▶ _AIM_
Check each line below for the word "this" and give the number of lines that have it, nothing more.

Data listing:
######

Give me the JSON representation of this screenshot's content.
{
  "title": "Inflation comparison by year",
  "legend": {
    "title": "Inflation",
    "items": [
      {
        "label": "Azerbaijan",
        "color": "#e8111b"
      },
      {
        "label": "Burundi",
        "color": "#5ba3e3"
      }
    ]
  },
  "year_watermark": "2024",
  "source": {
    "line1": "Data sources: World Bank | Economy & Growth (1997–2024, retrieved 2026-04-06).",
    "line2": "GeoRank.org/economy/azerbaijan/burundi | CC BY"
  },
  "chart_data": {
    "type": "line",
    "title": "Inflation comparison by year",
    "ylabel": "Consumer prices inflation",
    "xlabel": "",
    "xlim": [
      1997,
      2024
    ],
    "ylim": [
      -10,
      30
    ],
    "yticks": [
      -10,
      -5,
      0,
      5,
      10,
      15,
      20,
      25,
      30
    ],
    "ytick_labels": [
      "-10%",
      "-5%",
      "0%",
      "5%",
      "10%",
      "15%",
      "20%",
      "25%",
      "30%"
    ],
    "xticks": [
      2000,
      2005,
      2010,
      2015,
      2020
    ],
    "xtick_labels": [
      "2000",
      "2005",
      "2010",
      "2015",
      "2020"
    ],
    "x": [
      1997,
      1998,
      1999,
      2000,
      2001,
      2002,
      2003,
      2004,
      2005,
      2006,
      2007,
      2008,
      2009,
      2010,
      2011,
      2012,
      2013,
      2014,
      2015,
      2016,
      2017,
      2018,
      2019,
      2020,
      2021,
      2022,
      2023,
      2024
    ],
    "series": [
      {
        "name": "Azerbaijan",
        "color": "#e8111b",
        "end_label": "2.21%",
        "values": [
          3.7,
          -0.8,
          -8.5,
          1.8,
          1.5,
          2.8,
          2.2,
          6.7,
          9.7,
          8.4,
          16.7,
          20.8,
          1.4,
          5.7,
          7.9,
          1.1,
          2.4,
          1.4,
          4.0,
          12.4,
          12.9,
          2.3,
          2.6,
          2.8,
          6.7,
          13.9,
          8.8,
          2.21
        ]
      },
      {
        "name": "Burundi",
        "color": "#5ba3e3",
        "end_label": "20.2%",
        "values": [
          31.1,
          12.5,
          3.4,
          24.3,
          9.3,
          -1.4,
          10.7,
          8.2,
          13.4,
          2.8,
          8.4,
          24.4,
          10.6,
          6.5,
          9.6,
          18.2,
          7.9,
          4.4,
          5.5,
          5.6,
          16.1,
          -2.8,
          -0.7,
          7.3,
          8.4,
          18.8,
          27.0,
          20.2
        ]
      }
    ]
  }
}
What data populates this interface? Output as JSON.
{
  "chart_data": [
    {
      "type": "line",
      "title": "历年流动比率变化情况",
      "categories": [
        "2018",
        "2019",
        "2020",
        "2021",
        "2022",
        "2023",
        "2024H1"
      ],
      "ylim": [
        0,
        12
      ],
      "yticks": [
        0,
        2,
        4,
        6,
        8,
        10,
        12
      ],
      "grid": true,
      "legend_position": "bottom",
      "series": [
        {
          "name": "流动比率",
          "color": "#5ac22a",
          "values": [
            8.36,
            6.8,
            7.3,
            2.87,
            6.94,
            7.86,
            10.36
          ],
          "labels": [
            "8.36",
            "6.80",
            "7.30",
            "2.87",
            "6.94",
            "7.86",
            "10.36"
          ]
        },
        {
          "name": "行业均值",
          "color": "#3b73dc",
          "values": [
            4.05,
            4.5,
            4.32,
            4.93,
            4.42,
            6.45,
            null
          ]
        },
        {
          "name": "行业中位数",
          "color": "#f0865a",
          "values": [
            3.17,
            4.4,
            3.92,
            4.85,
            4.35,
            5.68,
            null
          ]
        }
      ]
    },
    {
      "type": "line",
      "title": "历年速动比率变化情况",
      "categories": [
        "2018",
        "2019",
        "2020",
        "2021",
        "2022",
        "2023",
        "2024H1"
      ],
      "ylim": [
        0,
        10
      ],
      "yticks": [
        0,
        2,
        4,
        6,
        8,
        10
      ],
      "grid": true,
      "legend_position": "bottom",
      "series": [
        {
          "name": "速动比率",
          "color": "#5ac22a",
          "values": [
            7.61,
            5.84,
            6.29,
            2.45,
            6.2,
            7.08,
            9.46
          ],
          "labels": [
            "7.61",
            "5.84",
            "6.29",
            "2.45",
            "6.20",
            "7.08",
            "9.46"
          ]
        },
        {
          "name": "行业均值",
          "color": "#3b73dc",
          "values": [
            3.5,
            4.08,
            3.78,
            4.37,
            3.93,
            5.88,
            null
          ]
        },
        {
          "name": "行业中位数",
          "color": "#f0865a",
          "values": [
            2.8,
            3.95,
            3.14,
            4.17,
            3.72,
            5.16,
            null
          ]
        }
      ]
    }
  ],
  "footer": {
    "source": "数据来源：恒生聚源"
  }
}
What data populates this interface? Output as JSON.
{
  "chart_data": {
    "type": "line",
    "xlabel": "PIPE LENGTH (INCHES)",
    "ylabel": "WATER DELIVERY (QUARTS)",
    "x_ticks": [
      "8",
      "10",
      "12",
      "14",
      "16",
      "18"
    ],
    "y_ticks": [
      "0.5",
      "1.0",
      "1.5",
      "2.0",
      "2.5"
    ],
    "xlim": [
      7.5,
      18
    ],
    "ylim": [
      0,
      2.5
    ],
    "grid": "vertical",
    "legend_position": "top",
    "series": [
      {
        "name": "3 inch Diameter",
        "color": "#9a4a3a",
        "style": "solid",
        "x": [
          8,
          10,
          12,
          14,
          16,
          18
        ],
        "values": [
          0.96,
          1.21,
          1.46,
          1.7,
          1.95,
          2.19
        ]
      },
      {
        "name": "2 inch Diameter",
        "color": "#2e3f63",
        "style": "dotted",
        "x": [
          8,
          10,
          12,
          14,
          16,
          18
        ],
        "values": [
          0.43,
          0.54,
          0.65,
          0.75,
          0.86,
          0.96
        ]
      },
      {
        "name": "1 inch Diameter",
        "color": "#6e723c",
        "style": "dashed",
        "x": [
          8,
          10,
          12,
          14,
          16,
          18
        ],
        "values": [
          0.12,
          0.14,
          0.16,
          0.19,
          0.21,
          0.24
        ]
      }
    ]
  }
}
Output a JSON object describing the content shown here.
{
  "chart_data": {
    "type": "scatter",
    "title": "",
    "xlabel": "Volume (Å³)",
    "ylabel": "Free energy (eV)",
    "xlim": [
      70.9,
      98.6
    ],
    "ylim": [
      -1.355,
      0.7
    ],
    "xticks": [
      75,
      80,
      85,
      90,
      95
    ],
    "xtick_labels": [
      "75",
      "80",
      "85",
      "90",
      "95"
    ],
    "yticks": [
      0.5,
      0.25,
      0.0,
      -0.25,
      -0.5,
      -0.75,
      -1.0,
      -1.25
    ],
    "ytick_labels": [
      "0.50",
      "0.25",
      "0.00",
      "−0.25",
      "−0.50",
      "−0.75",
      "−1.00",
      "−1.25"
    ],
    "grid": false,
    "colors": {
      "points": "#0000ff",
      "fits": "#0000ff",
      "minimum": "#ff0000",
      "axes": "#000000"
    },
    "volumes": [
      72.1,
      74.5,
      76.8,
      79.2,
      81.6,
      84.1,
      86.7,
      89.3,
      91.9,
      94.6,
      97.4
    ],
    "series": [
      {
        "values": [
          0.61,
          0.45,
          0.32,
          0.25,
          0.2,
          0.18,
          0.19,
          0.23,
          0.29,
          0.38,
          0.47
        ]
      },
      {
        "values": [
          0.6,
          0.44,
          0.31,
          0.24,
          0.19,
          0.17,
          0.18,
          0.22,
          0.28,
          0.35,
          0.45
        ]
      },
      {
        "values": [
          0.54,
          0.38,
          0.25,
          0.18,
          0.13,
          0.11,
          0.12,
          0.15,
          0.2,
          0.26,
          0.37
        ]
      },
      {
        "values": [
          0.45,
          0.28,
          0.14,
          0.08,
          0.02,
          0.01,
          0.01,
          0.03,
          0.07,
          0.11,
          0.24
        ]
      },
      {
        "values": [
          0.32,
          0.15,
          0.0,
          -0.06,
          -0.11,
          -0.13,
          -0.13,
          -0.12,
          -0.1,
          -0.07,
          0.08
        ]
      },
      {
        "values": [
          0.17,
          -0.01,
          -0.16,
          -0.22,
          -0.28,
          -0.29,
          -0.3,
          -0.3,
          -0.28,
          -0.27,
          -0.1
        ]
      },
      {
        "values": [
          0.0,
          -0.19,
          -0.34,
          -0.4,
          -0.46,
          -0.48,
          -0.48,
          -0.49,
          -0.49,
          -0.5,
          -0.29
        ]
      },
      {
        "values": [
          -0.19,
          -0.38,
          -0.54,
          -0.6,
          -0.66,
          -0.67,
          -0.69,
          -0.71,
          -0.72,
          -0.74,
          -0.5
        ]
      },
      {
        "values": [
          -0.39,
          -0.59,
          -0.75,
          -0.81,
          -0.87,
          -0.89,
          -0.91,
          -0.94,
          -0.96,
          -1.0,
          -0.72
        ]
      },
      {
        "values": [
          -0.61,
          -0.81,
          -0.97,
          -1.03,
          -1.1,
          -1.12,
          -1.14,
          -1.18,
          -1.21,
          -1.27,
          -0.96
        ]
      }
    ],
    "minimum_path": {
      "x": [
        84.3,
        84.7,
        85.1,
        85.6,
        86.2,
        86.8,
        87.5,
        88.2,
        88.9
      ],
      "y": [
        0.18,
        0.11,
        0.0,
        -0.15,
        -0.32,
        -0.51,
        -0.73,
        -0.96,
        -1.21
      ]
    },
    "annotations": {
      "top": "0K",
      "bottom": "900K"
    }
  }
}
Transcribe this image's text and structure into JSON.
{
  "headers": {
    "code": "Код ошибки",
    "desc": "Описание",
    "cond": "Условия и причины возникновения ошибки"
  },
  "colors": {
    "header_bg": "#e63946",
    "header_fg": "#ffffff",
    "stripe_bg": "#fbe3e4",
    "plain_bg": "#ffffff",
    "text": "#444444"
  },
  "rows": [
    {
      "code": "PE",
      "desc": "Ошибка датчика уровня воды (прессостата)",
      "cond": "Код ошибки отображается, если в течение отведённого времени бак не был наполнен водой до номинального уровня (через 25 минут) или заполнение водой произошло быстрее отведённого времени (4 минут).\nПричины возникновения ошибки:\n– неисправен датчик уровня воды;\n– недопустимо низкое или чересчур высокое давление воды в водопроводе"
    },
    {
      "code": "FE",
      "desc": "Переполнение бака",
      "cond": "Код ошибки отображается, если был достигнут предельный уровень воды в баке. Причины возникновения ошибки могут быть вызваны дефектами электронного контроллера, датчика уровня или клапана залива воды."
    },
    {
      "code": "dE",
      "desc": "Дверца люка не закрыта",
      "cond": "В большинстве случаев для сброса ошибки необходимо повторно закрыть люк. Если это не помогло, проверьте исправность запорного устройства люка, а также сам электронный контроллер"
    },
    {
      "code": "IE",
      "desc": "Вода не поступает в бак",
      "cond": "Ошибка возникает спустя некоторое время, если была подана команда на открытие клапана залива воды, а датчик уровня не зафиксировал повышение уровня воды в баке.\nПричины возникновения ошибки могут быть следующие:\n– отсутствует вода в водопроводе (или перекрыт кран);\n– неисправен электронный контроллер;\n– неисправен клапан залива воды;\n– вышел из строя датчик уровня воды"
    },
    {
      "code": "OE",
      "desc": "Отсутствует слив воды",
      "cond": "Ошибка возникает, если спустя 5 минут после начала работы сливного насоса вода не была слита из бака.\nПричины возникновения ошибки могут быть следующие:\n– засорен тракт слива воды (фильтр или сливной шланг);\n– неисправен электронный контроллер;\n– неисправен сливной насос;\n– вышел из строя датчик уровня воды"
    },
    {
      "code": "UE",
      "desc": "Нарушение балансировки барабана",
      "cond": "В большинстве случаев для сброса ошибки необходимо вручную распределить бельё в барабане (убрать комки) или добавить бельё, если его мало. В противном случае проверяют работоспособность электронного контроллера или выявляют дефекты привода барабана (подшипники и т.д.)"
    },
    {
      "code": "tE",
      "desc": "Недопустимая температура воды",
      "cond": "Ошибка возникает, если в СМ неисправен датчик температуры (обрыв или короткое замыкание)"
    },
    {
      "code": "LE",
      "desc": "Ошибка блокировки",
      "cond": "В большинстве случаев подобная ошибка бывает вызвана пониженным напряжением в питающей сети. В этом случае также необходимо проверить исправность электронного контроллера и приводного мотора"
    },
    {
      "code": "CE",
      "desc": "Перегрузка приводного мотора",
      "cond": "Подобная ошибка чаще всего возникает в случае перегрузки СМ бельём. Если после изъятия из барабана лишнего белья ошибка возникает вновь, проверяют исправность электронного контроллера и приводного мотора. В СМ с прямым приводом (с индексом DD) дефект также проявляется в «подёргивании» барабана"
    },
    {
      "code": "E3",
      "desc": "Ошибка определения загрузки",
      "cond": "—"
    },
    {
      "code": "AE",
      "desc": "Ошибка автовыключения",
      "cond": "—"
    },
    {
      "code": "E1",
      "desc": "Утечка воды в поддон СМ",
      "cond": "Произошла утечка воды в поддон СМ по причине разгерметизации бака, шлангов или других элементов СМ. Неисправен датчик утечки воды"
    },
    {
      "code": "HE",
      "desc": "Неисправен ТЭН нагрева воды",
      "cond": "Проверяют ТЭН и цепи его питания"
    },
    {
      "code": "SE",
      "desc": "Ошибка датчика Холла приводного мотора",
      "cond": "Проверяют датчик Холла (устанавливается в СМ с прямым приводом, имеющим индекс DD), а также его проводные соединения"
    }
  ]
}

######

▶ _RIGHT ANSWER_
4